● WHAT IS ASKED
1: Can you reproduce, word for word, the passage of the Pi Zero photo frame write-up that opens with the words containing "We solve the" and closes with "the enc82j60 board."?
2: Could you resume the Pi Zero digital photo frame write-up, carrying it on from its last sentence?

In this second instalment on how to reuse an old digital photo frame with a Pi Zero OTG and get it to be a bit more useful and interactive.
I am going to use a number of boards and gizmos to transform the digital frame into a digital Kiosk. The end goal is for a series of pictures onto the frame and get them played in a slide show on a regular base to show information downloaded and chosen by the Pi Zero.
So in the end I could have the Kiosk showing the BBC news, the weather page, my Google calendar, etc.
What do we need
Well we know with need a Pi Zero and a digital photo frame; it says that in the title.
But let’s be more specific:
- Pi Zero v1.3 (the one with the CSI)
- Digital Photo Frame with auto play function
- enc28j60 add on board. Mine is Mikroelektronika’s but others will do just fine
- A Pi Camera. I used the new version courtesy of Pi Supply
- Raspberry Pi Camera Mount from Pimoroni
- An LDR
- Voltage regulator 3V3 LF33CV3. Got mine from Bitsbox
- Bright Pi from PiSupply
- Debug Clip from Ryanteck
- RasP.iO Portsplus from RasPi.TV
Putting it all together
The biggest problem when using OTG with a Pi Zero is that you loose the possibility to connect the Pi to your LAN let alone the internet where the most interesting stuff is.
We solve the problem by using a enc82j60 based board which provides Ethernet via SPI. You can find a rather detailed article from Alex on his website RasPi.Tv
The 3V3 rail from the Pi has limited amperage that’s why I have included a regulator to be connected to the 5V rail and power the enc82j60 board.
In the picture below you can see how things get connected to the GPIO.
I have also used Ryanteck Debug Clip which I have slightly modified by soldering a pass through header that allows me to have serial debug and access the whole of my GPIO for the enc28j60 and my Bright Pi from PiSupply
having the additional header allows me to remove the Debug Clip and easily painlessly re-plug all the connections to the Pi.

Entries for layout elements
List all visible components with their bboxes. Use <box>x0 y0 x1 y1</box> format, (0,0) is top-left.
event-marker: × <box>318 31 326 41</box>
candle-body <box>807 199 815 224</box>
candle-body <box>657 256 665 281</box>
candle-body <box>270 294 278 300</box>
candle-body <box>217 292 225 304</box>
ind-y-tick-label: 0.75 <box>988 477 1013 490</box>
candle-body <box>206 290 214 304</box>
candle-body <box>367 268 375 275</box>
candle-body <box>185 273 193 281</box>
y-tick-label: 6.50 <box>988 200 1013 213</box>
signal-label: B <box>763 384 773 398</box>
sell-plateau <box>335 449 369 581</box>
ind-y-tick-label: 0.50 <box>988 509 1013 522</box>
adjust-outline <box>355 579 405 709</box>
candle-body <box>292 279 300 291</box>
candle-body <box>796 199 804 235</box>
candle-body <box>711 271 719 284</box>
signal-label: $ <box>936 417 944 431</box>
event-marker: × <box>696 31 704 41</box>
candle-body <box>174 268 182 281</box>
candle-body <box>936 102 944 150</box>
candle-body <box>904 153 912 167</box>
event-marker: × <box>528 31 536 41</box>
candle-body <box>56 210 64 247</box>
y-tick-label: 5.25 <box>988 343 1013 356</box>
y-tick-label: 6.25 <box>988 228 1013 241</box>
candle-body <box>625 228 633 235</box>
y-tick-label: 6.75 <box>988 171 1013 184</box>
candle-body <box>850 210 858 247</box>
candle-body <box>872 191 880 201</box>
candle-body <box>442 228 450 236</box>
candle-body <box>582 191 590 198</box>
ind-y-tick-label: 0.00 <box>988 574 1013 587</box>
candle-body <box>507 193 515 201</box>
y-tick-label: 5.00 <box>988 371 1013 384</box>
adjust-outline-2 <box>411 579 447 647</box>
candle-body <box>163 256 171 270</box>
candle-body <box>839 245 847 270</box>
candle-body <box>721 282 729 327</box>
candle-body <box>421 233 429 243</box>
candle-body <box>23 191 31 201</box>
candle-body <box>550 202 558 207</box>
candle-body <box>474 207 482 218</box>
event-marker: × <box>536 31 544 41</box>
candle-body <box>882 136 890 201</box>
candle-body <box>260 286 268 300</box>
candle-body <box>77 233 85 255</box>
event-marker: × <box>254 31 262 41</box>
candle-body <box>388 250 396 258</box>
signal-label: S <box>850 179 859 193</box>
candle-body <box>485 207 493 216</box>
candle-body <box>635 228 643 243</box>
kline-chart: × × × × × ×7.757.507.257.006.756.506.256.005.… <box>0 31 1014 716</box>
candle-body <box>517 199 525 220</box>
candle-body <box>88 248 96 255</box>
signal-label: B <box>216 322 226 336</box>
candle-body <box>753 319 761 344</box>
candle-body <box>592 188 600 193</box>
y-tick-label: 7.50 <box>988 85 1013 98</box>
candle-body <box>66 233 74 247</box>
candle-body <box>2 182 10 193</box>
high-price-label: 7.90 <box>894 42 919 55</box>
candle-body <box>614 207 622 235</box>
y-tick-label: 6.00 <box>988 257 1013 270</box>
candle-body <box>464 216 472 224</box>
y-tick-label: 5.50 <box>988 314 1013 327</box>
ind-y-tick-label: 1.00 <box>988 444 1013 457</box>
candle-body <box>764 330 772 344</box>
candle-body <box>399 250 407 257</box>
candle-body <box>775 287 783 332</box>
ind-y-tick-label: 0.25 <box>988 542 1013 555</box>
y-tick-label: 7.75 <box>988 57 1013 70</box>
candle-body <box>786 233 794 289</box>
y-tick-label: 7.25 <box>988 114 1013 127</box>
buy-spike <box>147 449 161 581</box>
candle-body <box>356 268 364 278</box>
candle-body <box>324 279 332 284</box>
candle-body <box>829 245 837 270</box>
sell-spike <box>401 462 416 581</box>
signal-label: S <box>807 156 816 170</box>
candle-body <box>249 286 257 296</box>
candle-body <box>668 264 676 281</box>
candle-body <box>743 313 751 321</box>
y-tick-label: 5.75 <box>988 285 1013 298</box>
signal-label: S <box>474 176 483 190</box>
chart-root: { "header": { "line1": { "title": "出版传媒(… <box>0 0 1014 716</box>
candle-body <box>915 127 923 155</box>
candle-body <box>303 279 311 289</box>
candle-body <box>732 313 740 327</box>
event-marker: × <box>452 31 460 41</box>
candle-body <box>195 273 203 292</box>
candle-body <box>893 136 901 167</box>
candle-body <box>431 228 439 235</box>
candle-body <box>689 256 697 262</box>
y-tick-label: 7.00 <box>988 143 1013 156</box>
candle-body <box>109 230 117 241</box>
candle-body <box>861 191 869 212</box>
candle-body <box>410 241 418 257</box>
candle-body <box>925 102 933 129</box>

● TASK ANSWERS
1:
We solve the problem by using a enc82j60 based board which provides Ethernet via SPI. You can find a rather detailed article from Alex on his website RasPi.Tv
The 3V3 rail from the Pi has limited amperage that’s why I have included a regulator to be connected to the 5V rail and power the enc82j60 board.

2:
Here are the relevant parts of the changes required to the standard Raspbian configuration in order to enable the Ethernet board, the Bright Pi, the OTG mass storage, ——
Thankfully the latest Raspbian has made OTG a lot simpler to setup. As you start you OS up update it to the latest release.
sudo apt-get update && sudo apt-get upgrade
Make sure to enable SPI and I2C at boot. SPI is needed for the Ethernet enc82j60 and I2C for the Bright Pi.
in /boot/config.txt add these lines
The first is for the OTG, the second for the enc28j60. Depending on the board you’ll get you can change the speed to higher, check the clock installed to know the maximum speed you can get.
The network card will tend to always get a new IP at every restart as it gets a random MAC address. It is a long story as to why, thankfully you can mend this by creating a new file called mac.sh under /etc/init.d with the following content
ifconfig eth0 down hw ether 00:00:00:00:00:00
ifconfig eth0 up
replace the 00:00:00:00:00:00 with a meaningful MAC of your choice (maybe the first one the card got when you first booted) then execute
sudo chmod +x /etc/init.d/mac.sh
sudo update-rc.d mac.sh defaults
From now on your DHCP server should always give your Pi the same IP.
in /etc/modules add
These enable the OTG mass storage.
We now need to prepare the file that will be used as storage.
sudo dd if=/dev/zero of=/piusb.bin bs=1024 count=102400
Once you restart your Pi everything should be ready for the next step.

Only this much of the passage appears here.